Aim. Reproduce, word for word, the entire passage about Rob, Silence and the Super Bowl that appears below.

Provided text.
## BEGIN

At first, Rob, a rabid sports fan, looked completely taken aback. Then he began laughing. “I can picture it now: You invite 19 enthusiasts over to watch the Super Bowl. It’s the end of the fourth quarter, and the game is tied 21-21. Suddenly, it’s 10 o’clock, and Silence, grabbing the remote, announces, “It’s time for ‘Sherlock'” and presses the button. Do you know what would happen then?!”
“Of course I do.” Our friend Ben, having known Silence well for many years, is no fool. “Silence would boot all the football fanatics into the icy street and settle down in front of the TV. After, of course, making sure we had our popcorn or nachos and some wine, and asking me to make the fire up. To add insult to injury, while she was throwing the football fans into the street, she would probably tell them that they could catch the last few seconds on their smartphones and to have a nice night!”
“Oh. I guess I’ll plan on spending Sunday night with some guys I know,” Rob said. “We’ll have hot dogs, chili, wings and beer in front of the game, and maybe even pizza.”
“What, no guacamole? Silence makes great guac, and it goes really well with her nachos and fresh salsa.”

## END

Data shown.
## BEGIN

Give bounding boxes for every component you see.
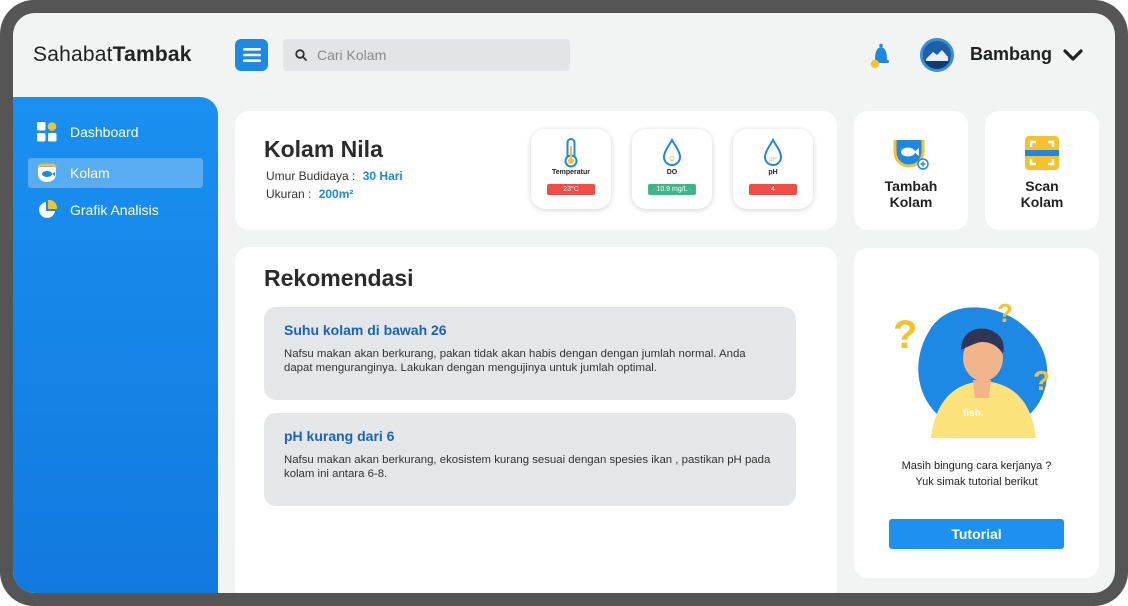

## END

Solution.
At first, Rob, a rabid sports fan, looked completely taken aback. Then he began laughing. “I can picture it now: You invite 19 enthusiasts over to watch the Super Bowl. It’s the end of the fourth quarter, and the game is tied 21-21. Suddenly, it’s 10 o’clock, and Silence, grabbing the remote, announces, “It’s time for ‘Sherlock'” and presses the button. Do you know what would happen then?!”
“Of course I do.” Our friend Ben, having known Silence well for many years, is no fool. “Silence would boot all the football fanatics into the icy street and settle down in front of the TV. After, of course, making sure we had our popcorn or nachos and some wine, and asking me to make the fire up. To add insult to injury, while she was throwing the football fans into the street, she would probably tell them that they could catch the last few seconds on their smartphones and to have a nice night!”
“Oh. I guess I’ll plan on spending Sunday night with some guys I know,” Rob said. “We’ll have hot dogs, chili, wings and beer in front of the game, and maybe even pizza.”
“What, no guacamole? Silence makes great guac, and it goes really well with her nachos and fresh salsa.”